**Exercise requirements**
Reproduce the listing below exactly, minus its pictures.

[Data entries for graphics]
-- BEGIN --
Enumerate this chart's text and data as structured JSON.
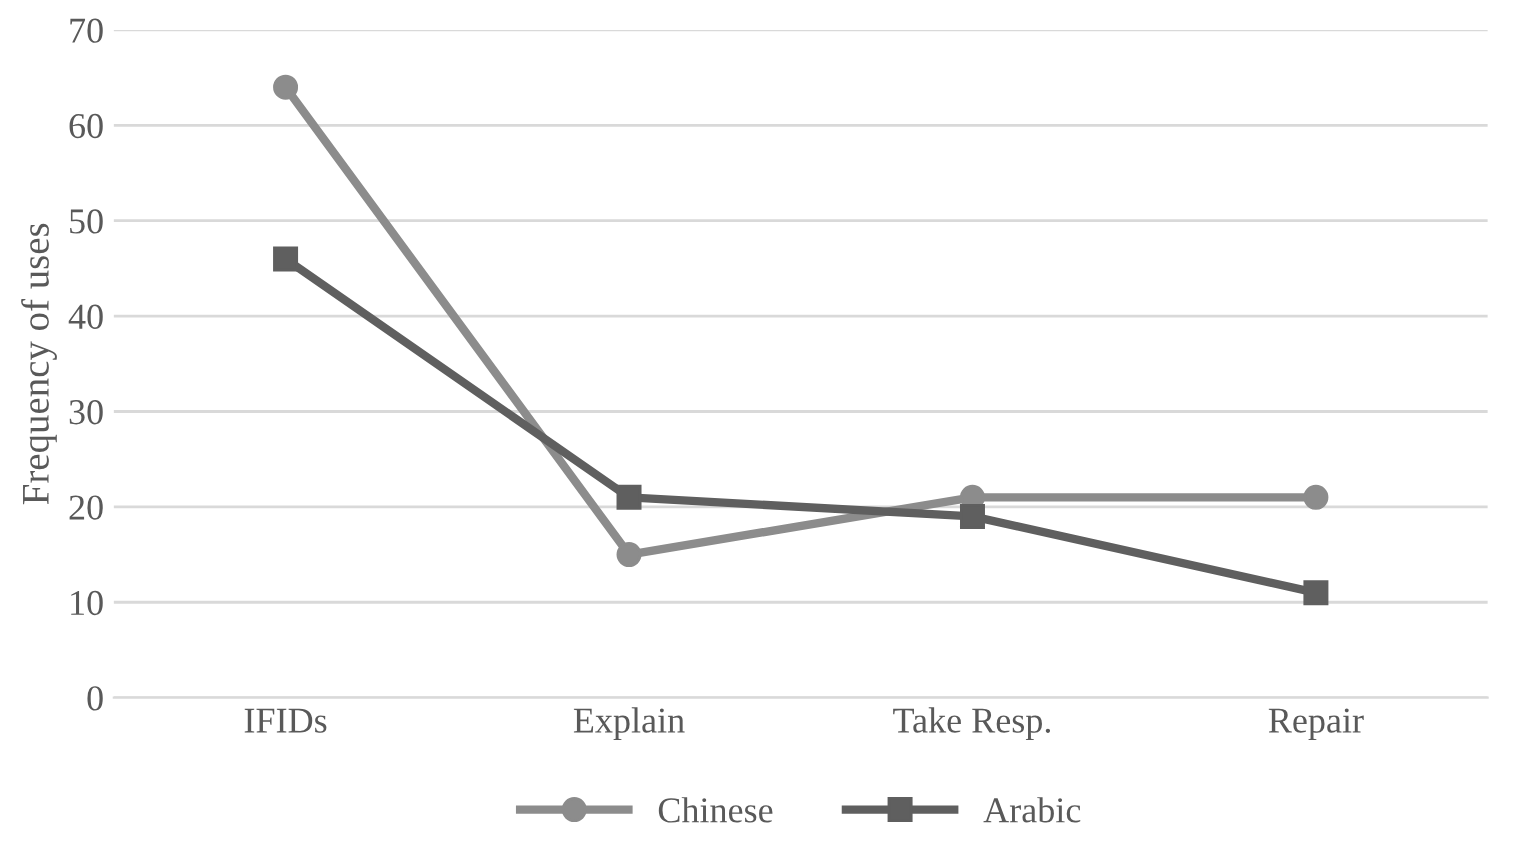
{
  "chart_data": {
    "type": "line",
    "ylabel": "Frequency of uses",
    "categories": [
      "IFIDs",
      "Explain",
      "Take Resp.",
      "Repair"
    ],
    "series": [
      {
        "name": "Chinese",
        "color": "#8c8c8c",
        "marker": "circle",
        "values": [
          64,
          15,
          21,
          21
        ]
      },
      {
        "name": "Arabic",
        "color": "#5f5f5f",
        "marker": "square",
        "values": [
          46,
          21,
          19,
          11
        ]
      }
    ],
    "ylim": [
      0,
      70
    ],
    "yticks": [
      0,
      10,
      20,
      30,
      40,
      50,
      60,
      70
    ],
    "grid": "y",
    "legend": "bottom",
    "line_style": "solid"
  }
}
-- END --
**Task output**
Enumerate this chart's text and data as structured JSON.
{
  "chart_data": {
    "type": "line",
    "ylabel": "Frequency of uses",
    "categories": [
      "IFIDs",
      "Explain",
      "Take Resp.",
      "Repair"
    ],
    "series": [
      {
        "name": "Chinese",
        "color": "#8c8c8c",
        "marker": "circle",
        "values": [
          64,
          15,
          21,
          21
        ]
      },
      {
        "name": "Arabic",
        "color": "#5f5f5f",
        "marker": "square",
        "values": [
          46,
          21,
          19,
          11
        ]
      }
    ],
    "ylim": [
      0,
      70
    ],
    "yticks": [
      0,
      10,
      20,
      30,
      40,
      50,
      60,
      70
    ],
    "grid": "y",
    "legend": "bottom",
    "line_style": "solid"
  }
}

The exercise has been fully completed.